--- Exercise objective ---
Copy all records verbatim.

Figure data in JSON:
--
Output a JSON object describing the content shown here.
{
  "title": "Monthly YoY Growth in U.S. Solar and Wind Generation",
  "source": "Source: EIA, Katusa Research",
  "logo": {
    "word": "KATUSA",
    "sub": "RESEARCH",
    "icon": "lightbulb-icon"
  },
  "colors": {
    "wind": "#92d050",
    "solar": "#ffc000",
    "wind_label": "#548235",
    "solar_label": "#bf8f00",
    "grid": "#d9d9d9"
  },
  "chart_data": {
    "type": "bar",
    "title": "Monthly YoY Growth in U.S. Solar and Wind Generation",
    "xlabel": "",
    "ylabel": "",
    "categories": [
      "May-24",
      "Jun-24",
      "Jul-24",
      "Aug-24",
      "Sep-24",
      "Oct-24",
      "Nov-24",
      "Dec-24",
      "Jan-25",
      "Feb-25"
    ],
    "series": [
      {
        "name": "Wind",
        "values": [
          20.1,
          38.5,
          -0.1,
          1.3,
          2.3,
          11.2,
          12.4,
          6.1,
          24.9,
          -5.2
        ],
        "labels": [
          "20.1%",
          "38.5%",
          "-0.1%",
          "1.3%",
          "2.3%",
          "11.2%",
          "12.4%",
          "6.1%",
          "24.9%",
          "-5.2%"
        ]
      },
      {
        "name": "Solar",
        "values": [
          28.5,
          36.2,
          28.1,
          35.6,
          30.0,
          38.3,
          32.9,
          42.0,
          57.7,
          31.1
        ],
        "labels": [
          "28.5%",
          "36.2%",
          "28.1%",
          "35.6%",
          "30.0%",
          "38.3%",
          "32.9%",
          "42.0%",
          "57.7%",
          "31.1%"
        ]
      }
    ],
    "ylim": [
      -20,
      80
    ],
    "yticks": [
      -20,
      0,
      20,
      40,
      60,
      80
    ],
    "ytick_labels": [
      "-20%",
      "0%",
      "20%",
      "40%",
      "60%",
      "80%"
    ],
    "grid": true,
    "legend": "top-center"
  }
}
--
--- Solved exercise ---
Output a JSON object describing the content shown here.
{
  "title": "Monthly YoY Growth in U.S. Solar and Wind Generation",
  "source": "Source: EIA, Katusa Research",
  "logo": {
    "word": "KATUSA",
    "sub": "RESEARCH",
    "icon": "lightbulb-icon"
  },
  "colors": {
    "wind": "#92d050",
    "solar": "#ffc000",
    "wind_label": "#548235",
    "solar_label": "#bf8f00",
    "grid": "#d9d9d9"
  },
  "chart_data": {
    "type": "bar",
    "title": "Monthly YoY Growth in U.S. Solar and Wind Generation",
    "xlabel": "",
    "ylabel": "",
    "categories": [
      "May-24",
      "Jun-24",
      "Jul-24",
      "Aug-24",
      "Sep-24",
      "Oct-24",
      "Nov-24",
      "Dec-24",
      "Jan-25",
      "Feb-25"
    ],
    "series": [
      {
        "name": "Wind",
        "values": [
          20.1,
          38.5,
          -0.1,
          1.3,
          2.3,
          11.2,
          12.4,
          6.1,
          24.9,
          -5.2
        ],
        "labels": [
          "20.1%",
          "38.5%",
          "-0.1%",
          "1.3%",
          "2.3%",
          "11.2%",
          "12.4%",
          "6.1%",
          "24.9%",
          "-5.2%"
        ]
      },
      {
        "name": "Solar",
        "values": [
          28.5,
          36.2,
          28.1,
          35.6,
          30.0,
          38.3,
          32.9,
          42.0,
          57.7,
          31.1
        ],
        "labels": [
          "28.5%",
          "36.2%",
          "28.1%",
          "35.6%",
          "30.0%",
          "38.3%",
          "32.9%",
          "42.0%",
          "57.7%",
          "31.1%"
        ]
      }
    ],
    "ylim": [
      -20,
      80
    ],
    "yticks": [
      -20,
      0,
      20,
      40,
      60,
      80
    ],
    "ytick_labels": [
      "-20%",
      "0%",
      "20%",
      "40%",
      "60%",
      "80%"
    ],
    "grid": true,
    "legend": "top-center"
  }
}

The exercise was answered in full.